CONSIGNES DE L'EXERCICE:
- a) Pour chaque affirmation, dites par oui ou par non si elle concorde avec l'extrait, et citez mot pour mot les termes décisifs. (i) Dans la première partie de l'extrait, la personne qui s'exprime dit avoir déjà vu un interrogatoire. (ii) Cette même personne déclare ne plus avoir eu de contact avec la JPRA ou le SERE depuis une réunion de mai 2002. (iii) Dans la partie « Explication de texte », l'auteur présente ses excuses à Martin Seligman.
- b) D'après l'extrait, pourquoi l'auteur de la partie « Explication de texte » présente-t-il ses excuses à Martin Seligman ? Répondez en une à trois phrases.
- c) Reproduisez le passage de l'extrait qui va de « Explication de texte » jusqu'à « torturant des chiens. ».

Je n’ai les ai jamais supervisé, ni quiconque associé aux programmes allégués de torture. Je n’ai jamais été invité à Guantanamo par personne.
Je n’ai pas eu de contact avec la JPRA ou le SERE depuis cette réunion de mai 2002. Je n’ai jamais travaillé sous contrat public (ou d’autres sortes de contrat) sur des aspects de la torture, ni ne serais enclin à faire un travail sur la torture.
Je n’ai jamais travaillé à des interrogatoires. Je n’ai jamais vu un interrogatoire et je n’en ai qu’un savoir passif à travers la littérature sur les interrogatoires.
Je suis peiné et horrifié que la bonne science, qui a tant aidé de personnes à surmonter l’impuissance apprise et la dépression nerveuse, ait été utilisée à des fins inhumaines.
Surtout, je n’ai jamais pratiqué, ni assisté la pratique de la torture. Je la désapprouve fermement.
Explication de texte
L’article discuté relate les expériences de torture conduites par les équipes médicalisées du Guantánamo non pas pour extorquer des aveux, mais pour en inculquer aux détenus. Il se fonde sur une abondante littérature et sur des témoignages.
J’ai rapporté le rôle du professeur Seligman sur la base d’un témoignage dont l’auteur n’a pas souhaité s’exprimer à découvert. Je présente donc mes excuses à Martin Seligman pour avoir divulgué des imputations que je ne suis pas en mesure de prouver. En outre, je prends acte de sa ferme condamnation de l’application aux humains des principes qu’il a mis en lumière en torturant des chiens.
J’observe sa relativisation de la souffrance imposée à autrui lorsqu’il déclare n’avoir jamais pratiqué ni participé à des tortures, alors même que, dans les années 70, il préconisait et pratiquait d’infliger des électrochocs aux adolescents homosexuels pour les obliger à changer de comportement.

DONNÉES SOURCES:
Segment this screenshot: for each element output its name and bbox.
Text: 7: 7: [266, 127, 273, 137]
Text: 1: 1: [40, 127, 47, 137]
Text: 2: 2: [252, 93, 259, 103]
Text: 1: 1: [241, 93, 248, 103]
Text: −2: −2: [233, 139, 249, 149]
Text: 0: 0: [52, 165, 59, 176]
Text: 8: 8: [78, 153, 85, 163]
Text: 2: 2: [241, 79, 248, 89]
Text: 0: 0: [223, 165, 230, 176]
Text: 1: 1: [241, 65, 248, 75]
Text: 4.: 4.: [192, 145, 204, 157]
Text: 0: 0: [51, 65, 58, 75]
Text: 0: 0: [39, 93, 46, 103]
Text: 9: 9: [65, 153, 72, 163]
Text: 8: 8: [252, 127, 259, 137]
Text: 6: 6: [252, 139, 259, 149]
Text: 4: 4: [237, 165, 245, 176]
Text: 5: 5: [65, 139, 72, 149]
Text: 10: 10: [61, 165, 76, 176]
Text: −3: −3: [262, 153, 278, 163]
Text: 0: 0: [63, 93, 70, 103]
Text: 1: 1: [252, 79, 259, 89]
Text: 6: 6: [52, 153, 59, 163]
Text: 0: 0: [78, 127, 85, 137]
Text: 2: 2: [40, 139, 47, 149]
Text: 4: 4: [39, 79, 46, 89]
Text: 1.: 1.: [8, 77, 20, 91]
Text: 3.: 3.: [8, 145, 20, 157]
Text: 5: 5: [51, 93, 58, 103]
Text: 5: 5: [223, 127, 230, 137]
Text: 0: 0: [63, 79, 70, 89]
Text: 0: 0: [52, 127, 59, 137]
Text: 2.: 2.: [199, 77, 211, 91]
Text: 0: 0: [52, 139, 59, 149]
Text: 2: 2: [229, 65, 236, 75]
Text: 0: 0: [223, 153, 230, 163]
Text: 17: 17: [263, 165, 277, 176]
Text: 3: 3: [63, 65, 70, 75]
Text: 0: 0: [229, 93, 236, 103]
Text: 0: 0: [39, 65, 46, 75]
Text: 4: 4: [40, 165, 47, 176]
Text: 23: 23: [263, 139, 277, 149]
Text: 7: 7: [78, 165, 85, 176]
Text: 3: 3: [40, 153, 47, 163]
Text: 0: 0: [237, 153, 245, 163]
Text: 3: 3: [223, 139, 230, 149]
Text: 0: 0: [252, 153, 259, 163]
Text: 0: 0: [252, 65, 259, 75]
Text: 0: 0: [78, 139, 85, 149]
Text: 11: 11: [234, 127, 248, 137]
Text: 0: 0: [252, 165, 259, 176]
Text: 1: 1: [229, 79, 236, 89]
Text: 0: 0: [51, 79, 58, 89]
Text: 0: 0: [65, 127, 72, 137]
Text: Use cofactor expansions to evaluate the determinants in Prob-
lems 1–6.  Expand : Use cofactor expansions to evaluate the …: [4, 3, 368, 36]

RÉPONSES ATTENDUES:
- a)
(i) Non : « Je n’ai jamais vu un interrogatoire »
(ii) Oui : « Je n’ai pas eu de contact avec la JPRA ou le SERE depuis cette réunion de mai 2002. »
(iii) Oui : « Je présente donc mes excuses à Martin Seligman »

- b) Il a rapporté le rôle du professeur Seligman en s'appuyant sur un témoignage dont l'auteur n'a pas souhaité s'exprimer à découvert. Il a donc divulgué des imputations qu'il n'est pas en mesure de prouver.

- c)
Explication de texte
L’article discuté relate les expériences de torture conduites par les équipes médicalisées du Guantánamo non pas pour extorquer des aveux, mais pour en inculquer aux détenus. Il se fonde sur une abondante littérature et sur des témoignages.
J’ai rapporté le rôle du professeur Seligman sur la base d’un témoignage dont l’auteur n’a pas souhaité s’exprimer à découvert. Je présente donc mes excuses à Martin Seligman pour avoir divulgué des imputations que je ne suis pas en mesure de prouver. En outre, je prends acte de sa ferme condamnation de l’application aux humains des principes qu’il a mis en lumière en torturant des chiens.